Task directions: Quote the whole listing exactly. Leave the pictures out of your copy.

+---+

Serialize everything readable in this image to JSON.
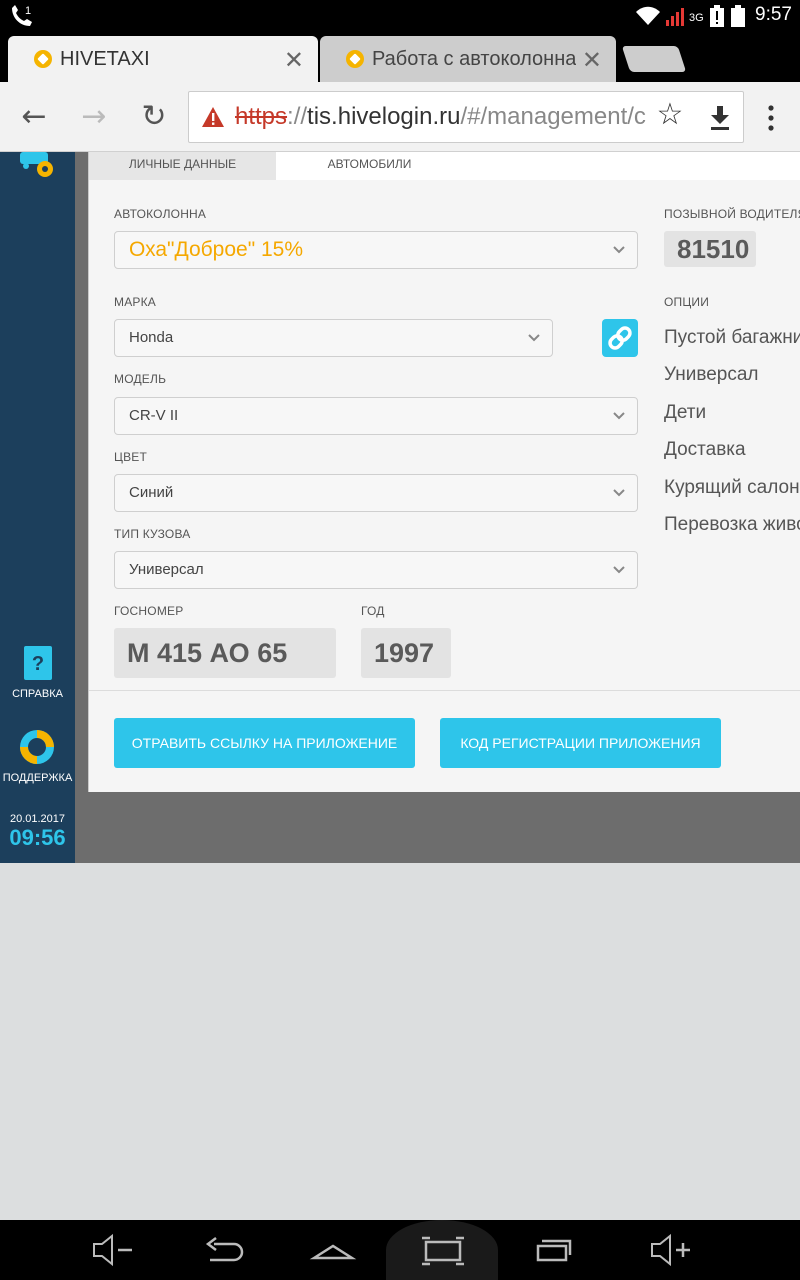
{
  "status_bar": {
    "time": "9:57",
    "network": "3G",
    "icons": [
      "phone-missed-icon",
      "wifi-icon",
      "signal-icon",
      "battery-alert-icon"
    ]
  },
  "browser": {
    "tabs": [
      {
        "title": "HIVETAXI",
        "active": true
      },
      {
        "title": "Работа с автоколоннами",
        "active": false
      }
    ],
    "url_scheme": "https",
    "url_sep": "://",
    "url_host": "tis.hivelogin.ru",
    "url_path": "/#/management/c"
  },
  "sidebar": {
    "help_label": "СПРАВКА",
    "support_label": "ПОДДЕРЖКА",
    "date": "20.01.2017",
    "time": "09:56"
  },
  "panel": {
    "tabs": [
      "ЛИЧНЫЕ ДАННЫЕ",
      "АВТОМОБИЛИ"
    ],
    "active_tab": 1,
    "fleet": {
      "label": "АВТОКОЛОННА",
      "value": "Оха\"Доброе\" 15%"
    },
    "brand": {
      "label": "МАРКА",
      "value": "Honda"
    },
    "model": {
      "label": "МОДЕЛЬ",
      "value": "CR-V II"
    },
    "color": {
      "label": "ЦВЕТ",
      "value": "Синий"
    },
    "body": {
      "label": "ТИП КУЗОВА",
      "value": "Универсал"
    },
    "plate": {
      "label": "ГОСНОМЕР",
      "value": "М 415 АО 65"
    },
    "year": {
      "label": "ГОД",
      "value": "1997"
    },
    "callsign": {
      "label": "ПОЗЫВНОЙ ВОДИТЕЛЯ",
      "value": "81510"
    },
    "options_label": "ОПЦИИ",
    "options": [
      "Пустой багажник",
      "Универсал",
      "Дети",
      "Доставка",
      "Курящий салон",
      "Перевозка животных"
    ],
    "button_link": "ОТРАВИТЬ ССЫЛКУ НА ПРИЛОЖЕНИЕ",
    "button_code": "КОД РЕГИСТРАЦИИ ПРИЛОЖЕНИЯ"
  },
  "colors": {
    "accent": "#2ec5ea",
    "sidebar": "#1c3f5c",
    "fleet_text": "#f5a800"
  }
}
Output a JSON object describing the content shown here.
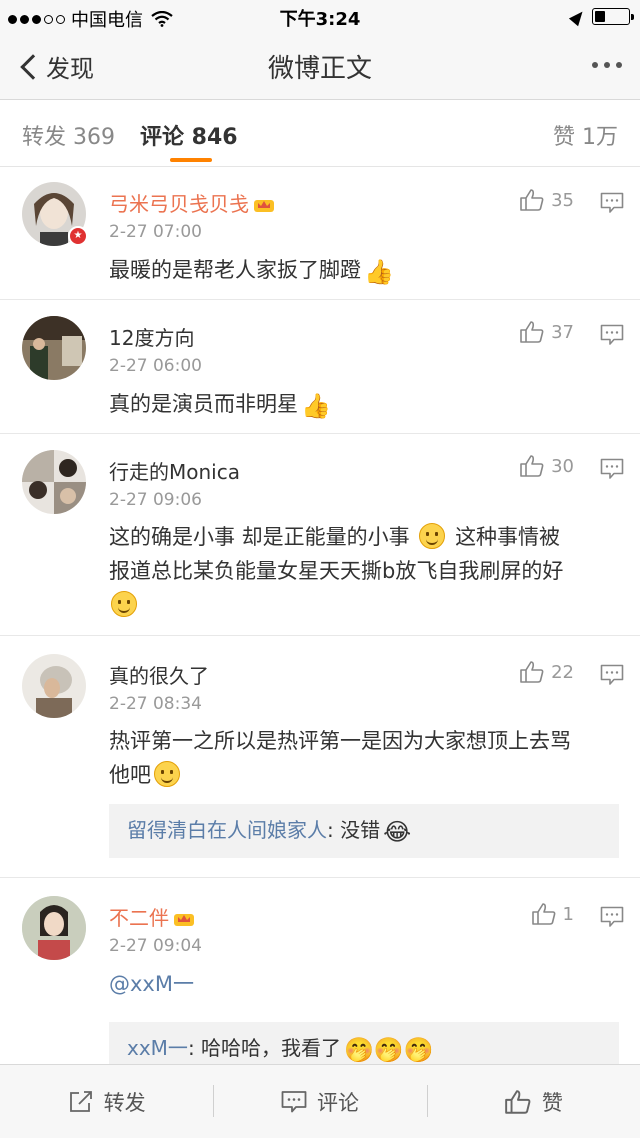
{
  "status": {
    "carrier": "中国电信",
    "time": "下午3:24"
  },
  "nav": {
    "back_label": "发现",
    "title": "微博正文"
  },
  "tabs": {
    "reposts": "转发 369",
    "comments": "评论 846",
    "likes": "赞 1万"
  },
  "comments": [
    {
      "name": "弓米弓贝戋贝戋",
      "time": "2-27 07:00",
      "text": "最暖的是帮老人家扳了脚蹬",
      "likes": "35"
    },
    {
      "name": "12度方向",
      "time": "2-27 06:00",
      "text": "真的是演员而非明星",
      "likes": "37"
    },
    {
      "name": "行走的Monica",
      "time": "2-27 09:06",
      "text_line1": "这的确是小事 却是正能量的小事",
      "text_line1b": "这种事情被",
      "text_line2": "报道总比某负能量女星天天撕b放飞自我刷屏的好",
      "likes": "30"
    },
    {
      "name": "真的很久了",
      "time": "2-27 08:34",
      "text_line1": "热评第一之所以是热评第一是因为大家想顶上去骂",
      "text_line2": "他吧",
      "likes": "22",
      "reply_name": "留得清白在人间娘家人",
      "reply_text": ": 没错"
    },
    {
      "name": "不二伴",
      "time": "2-27 09:04",
      "text": "@xxM一",
      "likes": "1",
      "reply_name": "xxM一",
      "reply_text": ": 哈哈哈，我看了"
    }
  ],
  "toolbar": {
    "repost": "转发",
    "comment": "评论",
    "like": "赞"
  },
  "colors": {
    "accent": "#ff8200",
    "vip_name": "#eb7350",
    "link": "#5b7da8"
  }
}
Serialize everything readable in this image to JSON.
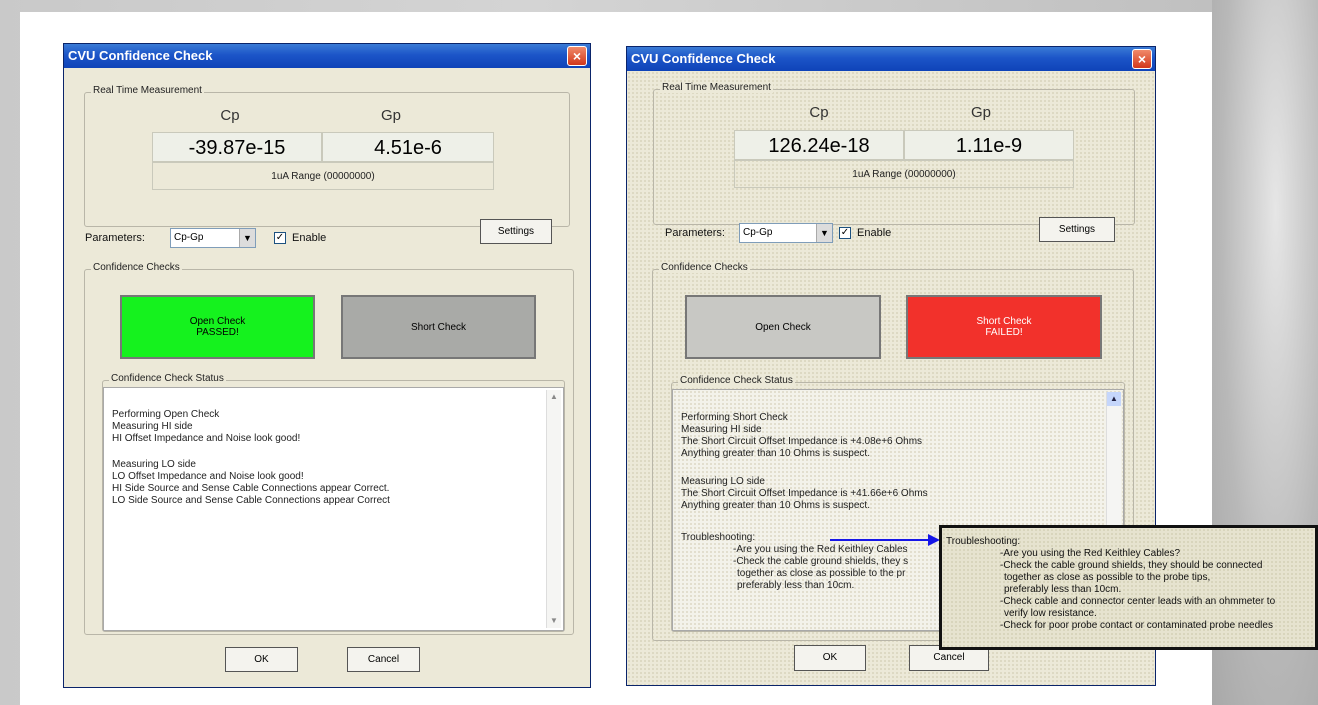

+---+

Response to the exercise:
Serialize everything readable in this image to JSON.
{
  "status_bar": {
    "time": "9:57",
    "network": "3G",
    "icons": [
      "phone-missed-icon",
      "wifi-icon",
      "signal-icon",
      "battery-alert-icon"
    ]
  },
  "browser": {
    "tabs": [
      {
        "title": "HIVETAXI",
        "active": true
      },
      {
        "title": "Работа с автоколоннами",
        "active": false
      }
    ],
    "url_scheme": "https",
    "url_sep": "://",
    "url_host": "tis.hivelogin.ru",
    "url_path": "/#/management/c"
  },
  "sidebar": {
    "help_label": "СПРАВКА",
    "support_label": "ПОДДЕРЖКА",
    "date": "20.01.2017",
    "time": "09:56"
  },
  "panel": {
    "tabs": [
      "ЛИЧНЫЕ ДАННЫЕ",
      "АВТОМОБИЛИ"
    ],
    "active_tab": 1,
    "fleet": {
      "label": "АВТОКОЛОННА",
      "value": "Оха\"Доброе\" 15%"
    },
    "brand": {
      "label": "МАРКА",
      "value": "Honda"
    },
    "model": {
      "label": "МОДЕЛЬ",
      "value": "CR-V II"
    },
    "color": {
      "label": "ЦВЕТ",
      "value": "Синий"
    },
    "body": {
      "label": "ТИП КУЗОВА",
      "value": "Универсал"
    },
    "plate": {
      "label": "ГОСНОМЕР",
      "value": "М 415 АО 65"
    },
    "year": {
      "label": "ГОД",
      "value": "1997"
    },
    "callsign": {
      "label": "ПОЗЫВНОЙ ВОДИТЕЛЯ",
      "value": "81510"
    },
    "options_label": "ОПЦИИ",
    "options": [
      "Пустой багажник",
      "Универсал",
      "Дети",
      "Доставка",
      "Курящий салон",
      "Перевозка животных"
    ],
    "button_link": "ОТРАВИТЬ ССЫЛКУ НА ПРИЛОЖЕНИЕ",
    "button_code": "КОД РЕГИСТРАЦИИ ПРИЛОЖЕНИЯ"
  },
  "colors": {
    "accent": "#2ec5ea",
    "sidebar": "#1c3f5c",
    "fleet_text": "#f5a800"
  }
}
Output a JSON object describing the content shown here.
{
  "status": {
    "carrier": "中国电信",
    "time": "下午3:24"
  },
  "nav": {
    "back_label": "发现",
    "title": "微博正文"
  },
  "tabs": {
    "reposts": "转发 369",
    "comments": "评论 846",
    "likes": "赞 1万"
  },
  "comments": [
    {
      "name": "弓米弓贝戋贝戋",
      "time": "2-27 07:00",
      "text": "最暖的是帮老人家扳了脚蹬",
      "likes": "35"
    },
    {
      "name": "12度方向",
      "time": "2-27 06:00",
      "text": "真的是演员而非明星",
      "likes": "37"
    },
    {
      "name": "行走的Monica",
      "time": "2-27 09:06",
      "text_line1": "这的确是小事 却是正能量的小事",
      "text_line1b": "这种事情被",
      "text_line2": "报道总比某负能量女星天天撕b放飞自我刷屏的好",
      "likes": "30"
    },
    {
      "name": "真的很久了",
      "time": "2-27 08:34",
      "text_line1": "热评第一之所以是热评第一是因为大家想顶上去骂",
      "text_line2": "他吧",
      "likes": "22",
      "reply_name": "留得清白在人间娘家人",
      "reply_text": ": 没错"
    },
    {
      "name": "不二伴",
      "time": "2-27 09:04",
      "text": "@xxM一",
      "likes": "1",
      "reply_name": "xxM一",
      "reply_text": ": 哈哈哈，我看了"
    }
  ],
  "toolbar": {
    "repost": "转发",
    "comment": "评论",
    "like": "赞"
  },
  "colors": {
    "accent": "#ff8200",
    "vip_name": "#eb7350",
    "link": "#5b7da8"
  }
}
Serialize everything readable in this image to JSON.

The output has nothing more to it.